==== Records for the exercise

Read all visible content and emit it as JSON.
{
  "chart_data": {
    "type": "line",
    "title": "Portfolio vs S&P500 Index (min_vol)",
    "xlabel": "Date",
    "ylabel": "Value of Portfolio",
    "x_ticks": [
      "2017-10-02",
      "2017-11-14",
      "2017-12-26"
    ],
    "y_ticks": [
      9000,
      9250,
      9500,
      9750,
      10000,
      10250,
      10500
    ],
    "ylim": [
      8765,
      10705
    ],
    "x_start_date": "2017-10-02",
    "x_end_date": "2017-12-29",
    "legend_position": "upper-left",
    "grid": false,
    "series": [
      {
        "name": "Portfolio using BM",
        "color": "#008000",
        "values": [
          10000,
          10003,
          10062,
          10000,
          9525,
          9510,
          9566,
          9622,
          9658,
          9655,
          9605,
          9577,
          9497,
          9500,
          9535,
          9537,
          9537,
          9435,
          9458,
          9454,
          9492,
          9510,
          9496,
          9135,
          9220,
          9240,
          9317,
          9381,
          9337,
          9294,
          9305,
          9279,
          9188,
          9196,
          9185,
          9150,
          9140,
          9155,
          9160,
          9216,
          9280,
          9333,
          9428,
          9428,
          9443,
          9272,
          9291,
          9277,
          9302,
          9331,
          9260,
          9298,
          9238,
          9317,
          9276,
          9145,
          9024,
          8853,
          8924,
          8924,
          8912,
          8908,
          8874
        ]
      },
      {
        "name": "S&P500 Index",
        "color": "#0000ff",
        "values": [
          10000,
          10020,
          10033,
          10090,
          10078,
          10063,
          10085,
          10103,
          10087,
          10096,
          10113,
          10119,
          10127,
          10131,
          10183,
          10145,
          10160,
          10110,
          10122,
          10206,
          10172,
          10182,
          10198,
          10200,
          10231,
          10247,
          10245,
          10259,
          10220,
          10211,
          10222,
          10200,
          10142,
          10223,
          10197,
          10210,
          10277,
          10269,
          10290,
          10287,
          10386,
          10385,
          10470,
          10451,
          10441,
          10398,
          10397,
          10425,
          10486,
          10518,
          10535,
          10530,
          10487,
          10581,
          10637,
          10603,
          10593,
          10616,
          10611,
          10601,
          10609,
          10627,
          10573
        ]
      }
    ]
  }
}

========

(Written request) Reproduce every line of the material above exactly.

(Correct response)
Read all visible content and emit it as JSON.
{
  "chart_data": {
    "type": "line",
    "title": "Portfolio vs S&P500 Index (min_vol)",
    "xlabel": "Date",
    "ylabel": "Value of Portfolio",
    "x_ticks": [
      "2017-10-02",
      "2017-11-14",
      "2017-12-26"
    ],
    "y_ticks": [
      9000,
      9250,
      9500,
      9750,
      10000,
      10250,
      10500
    ],
    "ylim": [
      8765,
      10705
    ],
    "x_start_date": "2017-10-02",
    "x_end_date": "2017-12-29",
    "legend_position": "upper-left",
    "grid": false,
    "series": [
      {
        "name": "Portfolio using BM",
        "color": "#008000",
        "values": [
          10000,
          10003,
          10062,
          10000,
          9525,
          9510,
          9566,
          9622,
          9658,
          9655,
          9605,
          9577,
          9497,
          9500,
          9535,
          9537,
          9537,
          9435,
          9458,
          9454,
          9492,
          9510,
          9496,
          9135,
          9220,
          9240,
          9317,
          9381,
          9337,
          9294,
          9305,
          9279,
          9188,
          9196,
          9185,
          9150,
          9140,
          9155,
          9160,
          9216,
          9280,
          9333,
          9428,
          9428,
          9443,
          9272,
          9291,
          9277,
          9302,
          9331,
          9260,
          9298,
          9238,
          9317,
          9276,
          9145,
          9024,
          8853,
          8924,
          8924,
          8912,
          8908,
          8874
        ]
      },
      {
        "name": "S&P500 Index",
        "color": "#0000ff",
        "values": [
          10000,
          10020,
          10033,
          10090,
          10078,
          10063,
          10085,
          10103,
          10087,
          10096,
          10113,
          10119,
          10127,
          10131,
          10183,
          10145,
          10160,
          10110,
          10122,
          10206,
          10172,
          10182,
          10198,
          10200,
          10231,
          10247,
          10245,
          10259,
          10220,
          10211,
          10222,
          10200,
          10142,
          10223,
          10197,
          10210,
          10277,
          10269,
          10290,
          10287,
          10386,
          10385,
          10470,
          10451,
          10441,
          10398,
          10397,
          10425,
          10486,
          10518,
          10535,
          10530,
          10487,
          10581,
          10637,
          10603,
          10593,
          10616,
          10611,
          10601,
          10609,
          10627,
          10573
        ]
      }
    ]
  }
}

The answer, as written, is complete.